(ASSIGNED TASK): Write the data out again, word for word.

(SOURCE INFORMATION):
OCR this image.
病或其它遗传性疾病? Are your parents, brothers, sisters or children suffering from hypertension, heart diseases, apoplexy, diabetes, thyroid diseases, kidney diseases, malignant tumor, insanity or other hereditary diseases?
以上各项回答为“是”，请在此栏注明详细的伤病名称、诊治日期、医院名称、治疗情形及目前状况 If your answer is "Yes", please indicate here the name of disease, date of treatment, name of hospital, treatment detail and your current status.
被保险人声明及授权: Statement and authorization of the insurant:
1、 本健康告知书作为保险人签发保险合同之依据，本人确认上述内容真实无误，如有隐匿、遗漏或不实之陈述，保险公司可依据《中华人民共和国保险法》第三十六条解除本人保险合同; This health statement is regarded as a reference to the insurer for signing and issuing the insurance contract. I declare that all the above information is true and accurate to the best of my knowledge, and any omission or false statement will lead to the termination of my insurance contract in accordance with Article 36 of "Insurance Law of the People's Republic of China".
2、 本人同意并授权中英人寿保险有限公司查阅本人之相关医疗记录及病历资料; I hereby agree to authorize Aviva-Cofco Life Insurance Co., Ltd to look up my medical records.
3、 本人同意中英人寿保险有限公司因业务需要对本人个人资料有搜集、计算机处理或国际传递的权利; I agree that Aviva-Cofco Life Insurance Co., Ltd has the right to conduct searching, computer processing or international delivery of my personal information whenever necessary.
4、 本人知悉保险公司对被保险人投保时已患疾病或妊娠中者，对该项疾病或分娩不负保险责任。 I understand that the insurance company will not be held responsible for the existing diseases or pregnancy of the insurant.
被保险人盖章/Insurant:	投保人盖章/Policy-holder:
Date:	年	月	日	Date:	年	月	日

(RESPONSE BELOW):
OCR this image.
病或其它遗传性疾病? Are your parents, brothers, sisters or children suffering from hypertension, heart diseases, apoplexy, diabetes, thyroid diseases, kidney diseases, malignant tumor, insanity or other hereditary diseases?
以上各项回答为“是”，请在此栏注明详细的伤病名称、诊治日期、医院名称、治疗情形及目前状况 If your answer is "Yes", please indicate here the name of disease, date of treatment, name of hospital, treatment detail and your current status.
被保险人声明及授权: Statement and authorization of the insurant:
1、 本健康告知书作为保险人签发保险合同之依据，本人确认上述内容真实无误，如有隐匿、遗漏或不实之陈述，保险公司可依据《中华人民共和国保险法》第三十六条解除本人保险合同; This health statement is regarded as a reference to the insurer for signing and issuing the insurance contract. I declare that all the above information is true and accurate to the best of my knowledge, and any omission or false statement will lead to the termination of my insurance contract in accordance with Article 36 of "Insurance Law of the People's Republic of China".
2、 本人同意并授权中英人寿保险有限公司查阅本人之相关医疗记录及病历资料; I hereby agree to authorize Aviva-Cofco Life Insurance Co., Ltd to look up my medical records.
3、 本人同意中英人寿保险有限公司因业务需要对本人个人资料有搜集、计算机处理或国际传递的权利; I agree that Aviva-Cofco Life Insurance Co., Ltd has the right to conduct searching, computer processing or international delivery of my personal information whenever necessary.
4、 本人知悉保险公司对被保险人投保时已患疾病或妊娠中者，对该项疾病或分娩不负保险责任。 I understand that the insurance company will not be held responsible for the existing diseases or pregnancy of the insurant.
被保险人盖章/Insurant:	投保人盖章/Policy-holder:
Date:	年	月	日	Date:	年	月	日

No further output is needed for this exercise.